=== Material supplied ===
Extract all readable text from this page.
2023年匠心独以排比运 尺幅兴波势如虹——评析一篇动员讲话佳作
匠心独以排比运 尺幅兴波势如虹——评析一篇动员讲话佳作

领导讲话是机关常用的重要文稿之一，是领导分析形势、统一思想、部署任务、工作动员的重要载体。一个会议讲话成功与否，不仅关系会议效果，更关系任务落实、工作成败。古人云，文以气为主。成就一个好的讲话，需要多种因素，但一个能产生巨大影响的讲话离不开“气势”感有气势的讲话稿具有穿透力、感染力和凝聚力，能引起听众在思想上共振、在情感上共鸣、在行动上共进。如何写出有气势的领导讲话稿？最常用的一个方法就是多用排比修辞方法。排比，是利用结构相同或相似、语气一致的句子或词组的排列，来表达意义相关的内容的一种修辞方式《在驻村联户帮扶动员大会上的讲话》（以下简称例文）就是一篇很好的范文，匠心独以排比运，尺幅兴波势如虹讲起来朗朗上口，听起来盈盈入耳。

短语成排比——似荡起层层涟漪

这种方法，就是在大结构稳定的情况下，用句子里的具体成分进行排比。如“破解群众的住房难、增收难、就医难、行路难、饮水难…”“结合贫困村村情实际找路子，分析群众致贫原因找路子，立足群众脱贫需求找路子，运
===
[Written exercise] Filter the records down to the lines that contain the string "评析一篇动员讲话佳作", and copy those lines.

[Correct output]
2023年匠心独以排比运 尺幅兴波势如虹——评析一篇动员讲话佳作
匠心独以排比运 尺幅兴波势如虹——评析一篇动员讲话佳作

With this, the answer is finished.